Description of the task: Reproduce every entry in the listing without alteration.

Records shown:
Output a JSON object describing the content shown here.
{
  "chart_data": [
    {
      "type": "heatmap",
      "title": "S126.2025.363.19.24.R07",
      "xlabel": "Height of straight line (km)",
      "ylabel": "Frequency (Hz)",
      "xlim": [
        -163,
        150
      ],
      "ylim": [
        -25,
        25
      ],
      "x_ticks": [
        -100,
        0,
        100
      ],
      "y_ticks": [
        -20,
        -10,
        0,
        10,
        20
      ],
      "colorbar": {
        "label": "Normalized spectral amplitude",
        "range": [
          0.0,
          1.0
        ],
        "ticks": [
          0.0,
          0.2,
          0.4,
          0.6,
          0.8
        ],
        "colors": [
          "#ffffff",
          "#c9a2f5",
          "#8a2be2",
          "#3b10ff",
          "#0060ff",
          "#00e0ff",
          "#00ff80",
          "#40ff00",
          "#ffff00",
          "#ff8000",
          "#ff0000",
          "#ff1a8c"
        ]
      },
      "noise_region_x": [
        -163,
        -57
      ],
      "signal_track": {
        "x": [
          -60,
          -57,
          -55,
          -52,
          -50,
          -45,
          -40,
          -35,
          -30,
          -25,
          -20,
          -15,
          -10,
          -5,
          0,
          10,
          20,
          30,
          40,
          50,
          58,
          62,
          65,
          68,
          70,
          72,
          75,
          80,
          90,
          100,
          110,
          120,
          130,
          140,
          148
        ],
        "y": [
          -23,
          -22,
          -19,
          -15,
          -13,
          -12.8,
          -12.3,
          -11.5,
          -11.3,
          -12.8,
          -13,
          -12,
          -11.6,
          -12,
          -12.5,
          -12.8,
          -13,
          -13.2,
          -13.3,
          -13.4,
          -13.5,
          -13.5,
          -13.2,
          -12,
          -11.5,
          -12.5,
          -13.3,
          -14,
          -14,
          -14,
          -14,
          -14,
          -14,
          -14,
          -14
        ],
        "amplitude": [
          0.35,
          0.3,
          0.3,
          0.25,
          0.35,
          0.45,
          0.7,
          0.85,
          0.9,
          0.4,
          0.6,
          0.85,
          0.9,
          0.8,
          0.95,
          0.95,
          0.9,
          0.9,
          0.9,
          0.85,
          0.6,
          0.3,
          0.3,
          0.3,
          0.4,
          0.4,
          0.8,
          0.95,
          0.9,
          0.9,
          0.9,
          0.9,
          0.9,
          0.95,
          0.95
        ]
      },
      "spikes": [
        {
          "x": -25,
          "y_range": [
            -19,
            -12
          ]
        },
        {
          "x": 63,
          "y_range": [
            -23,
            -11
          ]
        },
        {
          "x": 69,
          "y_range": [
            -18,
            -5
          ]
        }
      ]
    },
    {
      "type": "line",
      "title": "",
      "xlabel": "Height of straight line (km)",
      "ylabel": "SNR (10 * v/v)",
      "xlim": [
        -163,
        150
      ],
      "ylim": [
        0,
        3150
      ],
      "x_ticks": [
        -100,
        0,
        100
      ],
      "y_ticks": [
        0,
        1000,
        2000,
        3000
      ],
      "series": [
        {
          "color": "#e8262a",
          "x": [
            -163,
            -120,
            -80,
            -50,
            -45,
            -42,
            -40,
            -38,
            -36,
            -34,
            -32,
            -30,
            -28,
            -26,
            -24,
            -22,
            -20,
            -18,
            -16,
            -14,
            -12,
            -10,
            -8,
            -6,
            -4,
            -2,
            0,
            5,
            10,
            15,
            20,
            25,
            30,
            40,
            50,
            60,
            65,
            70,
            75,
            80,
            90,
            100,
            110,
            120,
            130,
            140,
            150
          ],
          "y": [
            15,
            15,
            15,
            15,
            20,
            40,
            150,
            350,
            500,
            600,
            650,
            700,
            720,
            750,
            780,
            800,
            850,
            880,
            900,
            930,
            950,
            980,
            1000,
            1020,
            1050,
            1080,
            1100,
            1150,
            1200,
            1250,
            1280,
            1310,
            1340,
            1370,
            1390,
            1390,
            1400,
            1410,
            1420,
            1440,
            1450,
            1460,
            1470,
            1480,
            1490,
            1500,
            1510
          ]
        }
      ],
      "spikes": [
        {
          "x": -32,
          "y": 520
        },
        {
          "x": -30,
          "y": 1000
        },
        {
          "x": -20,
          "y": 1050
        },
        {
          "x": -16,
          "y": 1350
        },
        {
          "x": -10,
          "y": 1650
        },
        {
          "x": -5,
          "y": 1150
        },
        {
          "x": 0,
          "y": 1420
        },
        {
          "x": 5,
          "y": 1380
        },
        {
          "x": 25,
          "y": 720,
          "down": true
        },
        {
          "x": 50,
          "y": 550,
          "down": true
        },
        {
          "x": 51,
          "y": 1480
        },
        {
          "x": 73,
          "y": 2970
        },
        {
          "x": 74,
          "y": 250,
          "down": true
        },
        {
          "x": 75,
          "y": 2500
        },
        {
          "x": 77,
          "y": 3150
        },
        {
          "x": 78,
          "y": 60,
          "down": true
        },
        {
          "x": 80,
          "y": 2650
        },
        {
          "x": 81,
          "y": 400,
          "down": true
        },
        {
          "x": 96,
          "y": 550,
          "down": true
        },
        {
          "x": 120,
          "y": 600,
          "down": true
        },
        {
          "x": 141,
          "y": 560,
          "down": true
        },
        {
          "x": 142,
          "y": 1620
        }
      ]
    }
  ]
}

Complete answer:
Output a JSON object describing the content shown here.
{
  "chart_data": [
    {
      "type": "heatmap",
      "title": "S126.2025.363.19.24.R07",
      "xlabel": "Height of straight line (km)",
      "ylabel": "Frequency (Hz)",
      "xlim": [
        -163,
        150
      ],
      "ylim": [
        -25,
        25
      ],
      "x_ticks": [
        -100,
        0,
        100
      ],
      "y_ticks": [
        -20,
        -10,
        0,
        10,
        20
      ],
      "colorbar": {
        "label": "Normalized spectral amplitude",
        "range": [
          0.0,
          1.0
        ],
        "ticks": [
          0.0,
          0.2,
          0.4,
          0.6,
          0.8
        ],
        "colors": [
          "#ffffff",
          "#c9a2f5",
          "#8a2be2",
          "#3b10ff",
          "#0060ff",
          "#00e0ff",
          "#00ff80",
          "#40ff00",
          "#ffff00",
          "#ff8000",
          "#ff0000",
          "#ff1a8c"
        ]
      },
      "noise_region_x": [
        -163,
        -57
      ],
      "signal_track": {
        "x": [
          -60,
          -57,
          -55,
          -52,
          -50,
          -45,
          -40,
          -35,
          -30,
          -25,
          -20,
          -15,
          -10,
          -5,
          0,
          10,
          20,
          30,
          40,
          50,
          58,
          62,
          65,
          68,
          70,
          72,
          75,
          80,
          90,
          100,
          110,
          120,
          130,
          140,
          148
        ],
        "y": [
          -23,
          -22,
          -19,
          -15,
          -13,
          -12.8,
          -12.3,
          -11.5,
          -11.3,
          -12.8,
          -13,
          -12,
          -11.6,
          -12,
          -12.5,
          -12.8,
          -13,
          -13.2,
          -13.3,
          -13.4,
          -13.5,
          -13.5,
          -13.2,
          -12,
          -11.5,
          -12.5,
          -13.3,
          -14,
          -14,
          -14,
          -14,
          -14,
          -14,
          -14,
          -14
        ],
        "amplitude": [
          0.35,
          0.3,
          0.3,
          0.25,
          0.35,
          0.45,
          0.7,
          0.85,
          0.9,
          0.4,
          0.6,
          0.85,
          0.9,
          0.8,
          0.95,
          0.95,
          0.9,
          0.9,
          0.9,
          0.85,
          0.6,
          0.3,
          0.3,
          0.3,
          0.4,
          0.4,
          0.8,
          0.95,
          0.9,
          0.9,
          0.9,
          0.9,
          0.9,
          0.95,
          0.95
        ]
      },
      "spikes": [
        {
          "x": -25,
          "y_range": [
            -19,
            -12
          ]
        },
        {
          "x": 63,
          "y_range": [
            -23,
            -11
          ]
        },
        {
          "x": 69,
          "y_range": [
            -18,
            -5
          ]
        }
      ]
    },
    {
      "type": "line",
      "title": "",
      "xlabel": "Height of straight line (km)",
      "ylabel": "SNR (10 * v/v)",
      "xlim": [
        -163,
        150
      ],
      "ylim": [
        0,
        3150
      ],
      "x_ticks": [
        -100,
        0,
        100
      ],
      "y_ticks": [
        0,
        1000,
        2000,
        3000
      ],
      "series": [
        {
          "color": "#e8262a",
          "x": [
            -163,
            -120,
            -80,
            -50,
            -45,
            -42,
            -40,
            -38,
            -36,
            -34,
            -32,
            -30,
            -28,
            -26,
            -24,
            -22,
            -20,
            -18,
            -16,
            -14,
            -12,
            -10,
            -8,
            -6,
            -4,
            -2,
            0,
            5,
            10,
            15,
            20,
            25,
            30,
            40,
            50,
            60,
            65,
            70,
            75,
            80,
            90,
            100,
            110,
            120,
            130,
            140,
            150
          ],
          "y": [
            15,
            15,
            15,
            15,
            20,
            40,
            150,
            350,
            500,
            600,
            650,
            700,
            720,
            750,
            780,
            800,
            850,
            880,
            900,
            930,
            950,
            980,
            1000,
            1020,
            1050,
            1080,
            1100,
            1150,
            1200,
            1250,
            1280,
            1310,
            1340,
            1370,
            1390,
            1390,
            1400,
            1410,
            1420,
            1440,
            1450,
            1460,
            1470,
            1480,
            1490,
            1500,
            1510
          ]
        }
      ],
      "spikes": [
        {
          "x": -32,
          "y": 520
        },
        {
          "x": -30,
          "y": 1000
        },
        {
          "x": -20,
          "y": 1050
        },
        {
          "x": -16,
          "y": 1350
        },
        {
          "x": -10,
          "y": 1650
        },
        {
          "x": -5,
          "y": 1150
        },
        {
          "x": 0,
          "y": 1420
        },
        {
          "x": 5,
          "y": 1380
        },
        {
          "x": 25,
          "y": 720,
          "down": true
        },
        {
          "x": 50,
          "y": 550,
          "down": true
        },
        {
          "x": 51,
          "y": 1480
        },
        {
          "x": 73,
          "y": 2970
        },
        {
          "x": 74,
          "y": 250,
          "down": true
        },
        {
          "x": 75,
          "y": 2500
        },
        {
          "x": 77,
          "y": 3150
        },
        {
          "x": 78,
          "y": 60,
          "down": true
        },
        {
          "x": 80,
          "y": 2650
        },
        {
          "x": 81,
          "y": 400,
          "down": true
        },
        {
          "x": 96,
          "y": 550,
          "down": true
        },
        {
          "x": 120,
          "y": 600,
          "down": true
        },
        {
          "x": 141,
          "y": 560,
          "down": true
        },
        {
          "x": 142,
          "y": 1620
        }
      ]
    }
  ]
}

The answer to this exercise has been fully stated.